▸ What the exercise asks
Find the number of lines below in which the word "NAȚIONAL" appears, and write that number only.

▸ Given records
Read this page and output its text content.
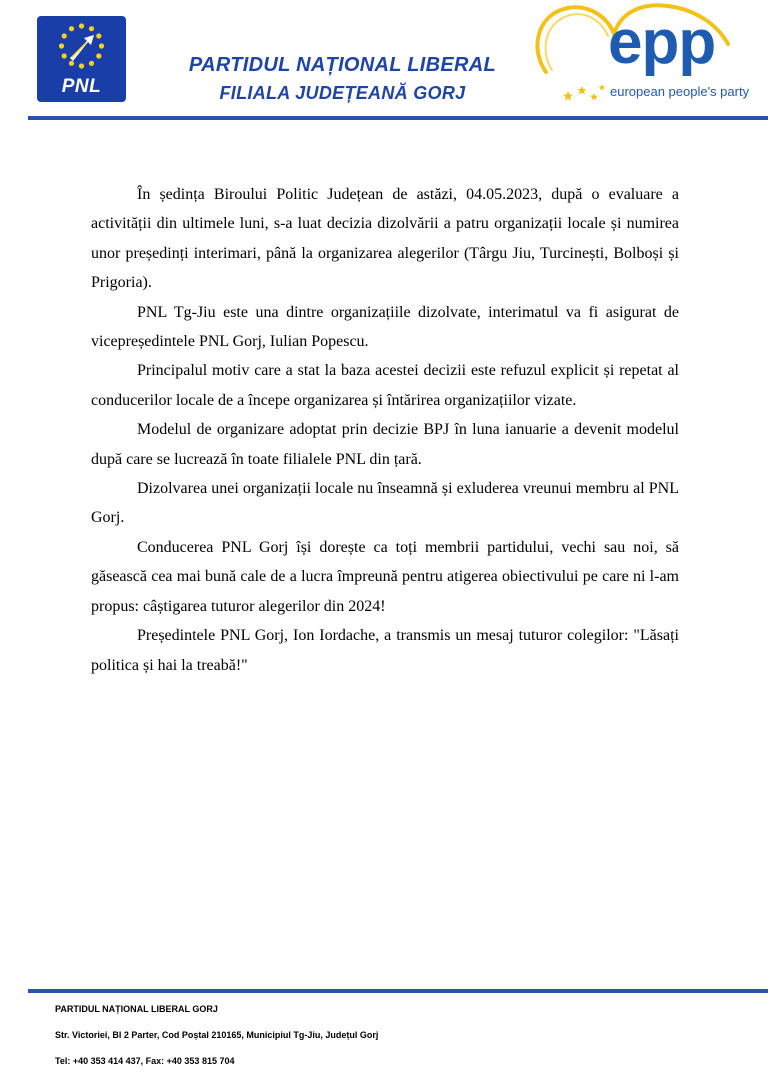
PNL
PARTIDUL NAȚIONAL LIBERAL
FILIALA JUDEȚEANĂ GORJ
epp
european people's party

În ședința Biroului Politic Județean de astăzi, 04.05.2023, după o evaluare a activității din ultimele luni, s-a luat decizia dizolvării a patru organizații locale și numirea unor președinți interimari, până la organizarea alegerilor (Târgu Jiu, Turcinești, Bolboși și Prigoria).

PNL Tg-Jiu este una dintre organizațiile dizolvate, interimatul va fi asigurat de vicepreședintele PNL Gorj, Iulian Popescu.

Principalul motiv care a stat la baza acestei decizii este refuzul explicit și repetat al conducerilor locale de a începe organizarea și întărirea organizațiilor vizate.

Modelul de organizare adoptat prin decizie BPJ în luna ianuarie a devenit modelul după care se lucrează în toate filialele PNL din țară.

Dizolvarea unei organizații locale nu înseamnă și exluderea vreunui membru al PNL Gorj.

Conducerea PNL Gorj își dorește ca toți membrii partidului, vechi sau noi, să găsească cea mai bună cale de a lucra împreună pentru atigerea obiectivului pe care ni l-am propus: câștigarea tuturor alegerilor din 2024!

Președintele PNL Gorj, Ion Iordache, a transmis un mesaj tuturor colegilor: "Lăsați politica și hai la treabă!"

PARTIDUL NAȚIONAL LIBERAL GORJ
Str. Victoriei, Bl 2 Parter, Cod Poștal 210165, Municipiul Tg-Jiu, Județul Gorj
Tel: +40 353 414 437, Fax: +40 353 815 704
...
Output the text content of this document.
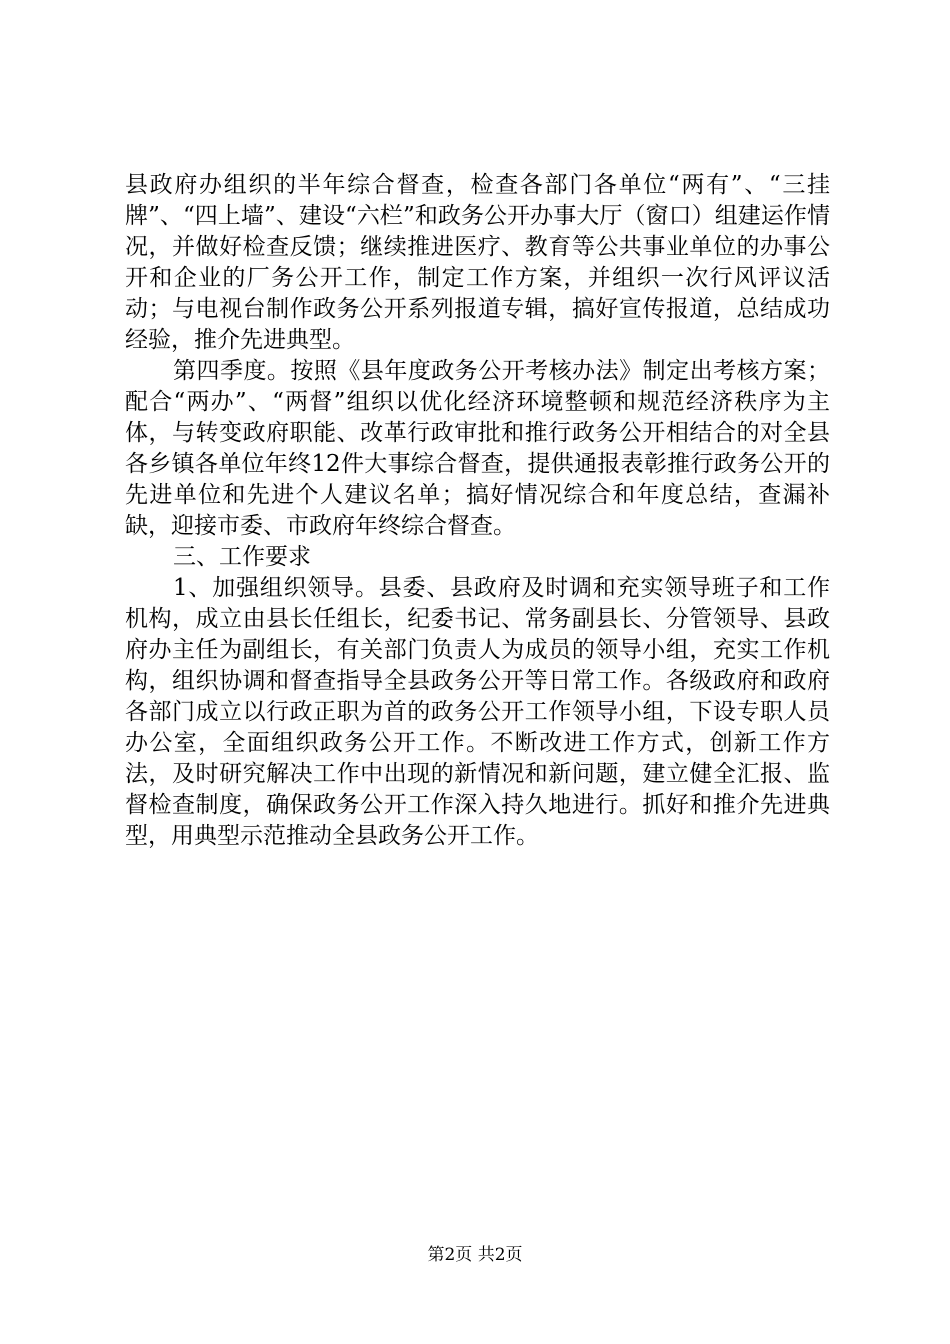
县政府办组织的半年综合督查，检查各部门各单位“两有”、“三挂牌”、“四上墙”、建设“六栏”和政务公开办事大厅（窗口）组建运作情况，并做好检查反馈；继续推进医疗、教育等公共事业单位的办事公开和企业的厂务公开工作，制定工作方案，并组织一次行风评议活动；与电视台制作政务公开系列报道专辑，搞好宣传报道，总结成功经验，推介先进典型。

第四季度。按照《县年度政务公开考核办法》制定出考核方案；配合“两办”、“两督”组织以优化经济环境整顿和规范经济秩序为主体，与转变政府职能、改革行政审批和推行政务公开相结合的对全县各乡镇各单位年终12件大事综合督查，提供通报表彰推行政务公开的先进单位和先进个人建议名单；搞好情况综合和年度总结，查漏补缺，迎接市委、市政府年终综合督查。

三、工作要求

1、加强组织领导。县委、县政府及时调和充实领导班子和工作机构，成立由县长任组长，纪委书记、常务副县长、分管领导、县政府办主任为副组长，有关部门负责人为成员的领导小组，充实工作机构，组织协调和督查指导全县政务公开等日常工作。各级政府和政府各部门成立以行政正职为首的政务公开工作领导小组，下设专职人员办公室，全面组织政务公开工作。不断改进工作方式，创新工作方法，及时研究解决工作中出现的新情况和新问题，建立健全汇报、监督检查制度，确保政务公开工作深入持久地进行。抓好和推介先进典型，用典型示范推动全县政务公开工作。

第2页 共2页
...
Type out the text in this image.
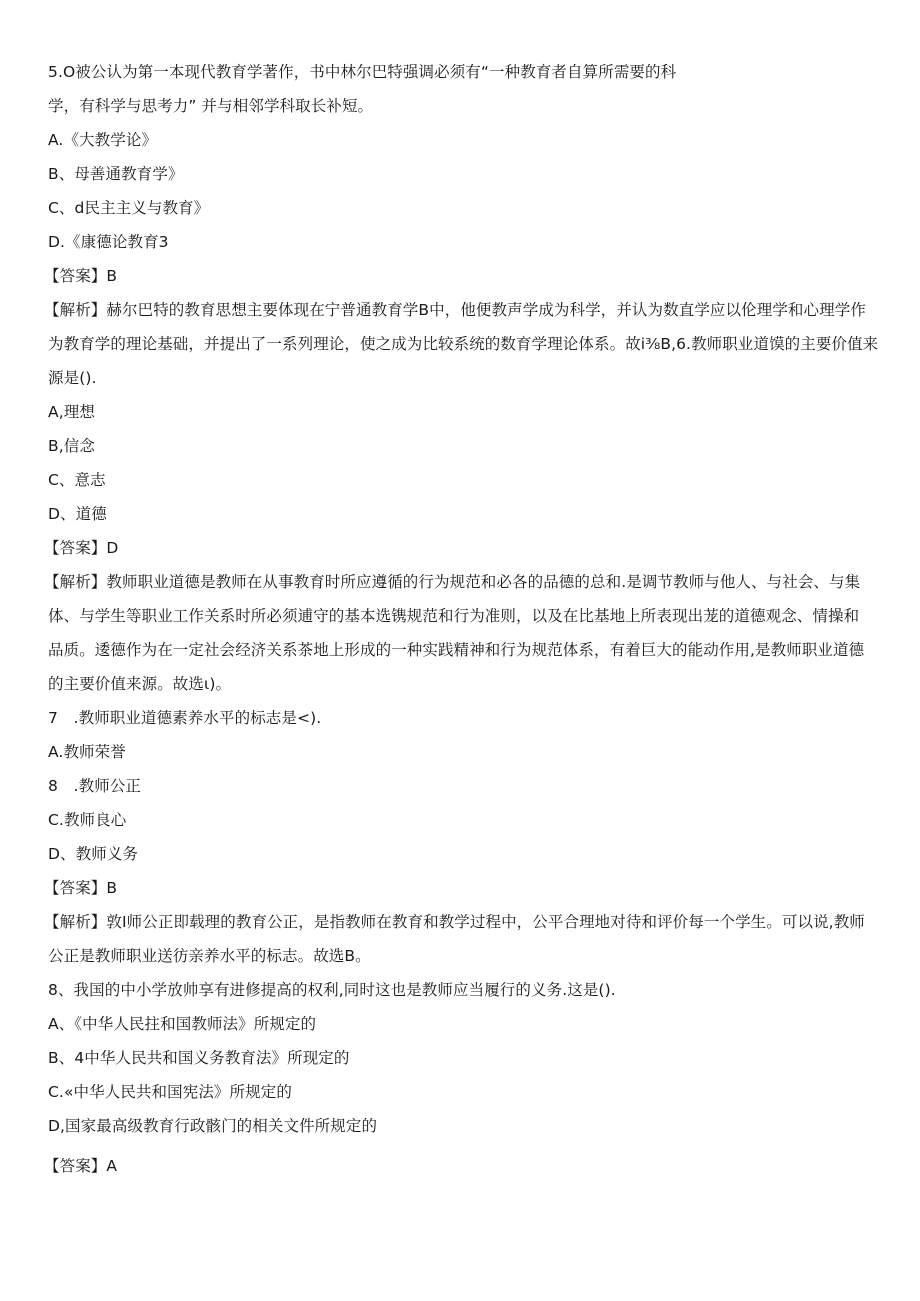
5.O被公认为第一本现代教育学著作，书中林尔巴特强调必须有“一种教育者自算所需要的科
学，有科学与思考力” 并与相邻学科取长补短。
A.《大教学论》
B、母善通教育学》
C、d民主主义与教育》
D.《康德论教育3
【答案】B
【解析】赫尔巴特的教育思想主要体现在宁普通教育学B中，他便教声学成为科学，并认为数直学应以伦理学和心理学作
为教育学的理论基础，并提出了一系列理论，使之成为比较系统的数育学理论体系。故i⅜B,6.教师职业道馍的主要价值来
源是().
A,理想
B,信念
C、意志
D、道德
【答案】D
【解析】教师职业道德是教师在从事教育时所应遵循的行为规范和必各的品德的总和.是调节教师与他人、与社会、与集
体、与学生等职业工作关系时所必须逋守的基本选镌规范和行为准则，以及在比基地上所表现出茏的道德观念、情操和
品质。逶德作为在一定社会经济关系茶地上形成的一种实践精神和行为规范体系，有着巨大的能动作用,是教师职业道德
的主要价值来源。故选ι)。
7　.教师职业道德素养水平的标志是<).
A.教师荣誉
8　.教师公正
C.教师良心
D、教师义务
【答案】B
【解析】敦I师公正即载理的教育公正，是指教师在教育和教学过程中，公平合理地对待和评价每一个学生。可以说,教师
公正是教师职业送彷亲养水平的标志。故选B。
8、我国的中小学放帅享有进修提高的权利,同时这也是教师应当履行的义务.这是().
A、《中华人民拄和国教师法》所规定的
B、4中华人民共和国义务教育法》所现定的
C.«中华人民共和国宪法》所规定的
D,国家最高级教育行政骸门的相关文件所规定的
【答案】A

▸ Written reply
2